- _To do_
Below is a listing; reproduce each line of it exactly.

· · ·

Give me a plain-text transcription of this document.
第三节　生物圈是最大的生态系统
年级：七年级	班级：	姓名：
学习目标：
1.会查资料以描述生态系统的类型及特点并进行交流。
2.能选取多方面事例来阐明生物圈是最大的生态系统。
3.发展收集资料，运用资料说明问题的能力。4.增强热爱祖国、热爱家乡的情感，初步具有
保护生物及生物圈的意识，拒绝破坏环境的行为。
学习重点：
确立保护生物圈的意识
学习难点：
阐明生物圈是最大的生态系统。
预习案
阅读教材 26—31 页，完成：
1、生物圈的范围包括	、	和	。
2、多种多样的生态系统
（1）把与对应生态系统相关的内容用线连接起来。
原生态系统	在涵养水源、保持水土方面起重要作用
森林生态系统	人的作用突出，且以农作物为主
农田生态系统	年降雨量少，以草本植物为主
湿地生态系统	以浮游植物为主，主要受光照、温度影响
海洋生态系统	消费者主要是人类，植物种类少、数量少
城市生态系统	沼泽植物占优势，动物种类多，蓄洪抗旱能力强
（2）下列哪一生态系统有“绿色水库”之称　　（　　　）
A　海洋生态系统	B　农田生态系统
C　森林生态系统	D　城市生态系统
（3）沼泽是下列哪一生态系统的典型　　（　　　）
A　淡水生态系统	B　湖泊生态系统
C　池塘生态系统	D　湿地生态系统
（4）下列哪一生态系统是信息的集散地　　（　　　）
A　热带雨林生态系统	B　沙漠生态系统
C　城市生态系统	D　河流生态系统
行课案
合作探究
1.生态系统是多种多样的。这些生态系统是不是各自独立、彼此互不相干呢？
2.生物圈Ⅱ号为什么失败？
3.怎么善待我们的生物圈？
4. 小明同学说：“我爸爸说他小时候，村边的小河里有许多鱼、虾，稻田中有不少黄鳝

· · ·

- _Output of the task_
Give me a plain-text transcription of this document.
第三节　生物圈是最大的生态系统
年级：七年级	班级：	姓名：
学习目标：
1.会查资料以描述生态系统的类型及特点并进行交流。
2.能选取多方面事例来阐明生物圈是最大的生态系统。
3.发展收集资料，运用资料说明问题的能力。4.增强热爱祖国、热爱家乡的情感，初步具有
保护生物及生物圈的意识，拒绝破坏环境的行为。
学习重点：
确立保护生物圈的意识
学习难点：
阐明生物圈是最大的生态系统。
预习案
阅读教材 26—31 页，完成：
1、生物圈的范围包括	、	和	。
2、多种多样的生态系统
（1）把与对应生态系统相关的内容用线连接起来。
原生态系统	在涵养水源、保持水土方面起重要作用
森林生态系统	人的作用突出，且以农作物为主
农田生态系统	年降雨量少，以草本植物为主
湿地生态系统	以浮游植物为主，主要受光照、温度影响
海洋生态系统	消费者主要是人类，植物种类少、数量少
城市生态系统	沼泽植物占优势，动物种类多，蓄洪抗旱能力强
（2）下列哪一生态系统有“绿色水库”之称　　（　　　）
A　海洋生态系统	B　农田生态系统
C　森林生态系统	D　城市生态系统
（3）沼泽是下列哪一生态系统的典型　　（　　　）
A　淡水生态系统	B　湖泊生态系统
C　池塘生态系统	D　湿地生态系统
（4）下列哪一生态系统是信息的集散地　　（　　　）
A　热带雨林生态系统	B　沙漠生态系统
C　城市生态系统	D　河流生态系统
行课案
合作探究
1.生态系统是多种多样的。这些生态系统是不是各自独立、彼此互不相干呢？
2.生物圈Ⅱ号为什么失败？
3.怎么善待我们的生物圈？
4. 小明同学说：“我爸爸说他小时候，村边的小河里有许多鱼、虾，稻田中有不少黄鳝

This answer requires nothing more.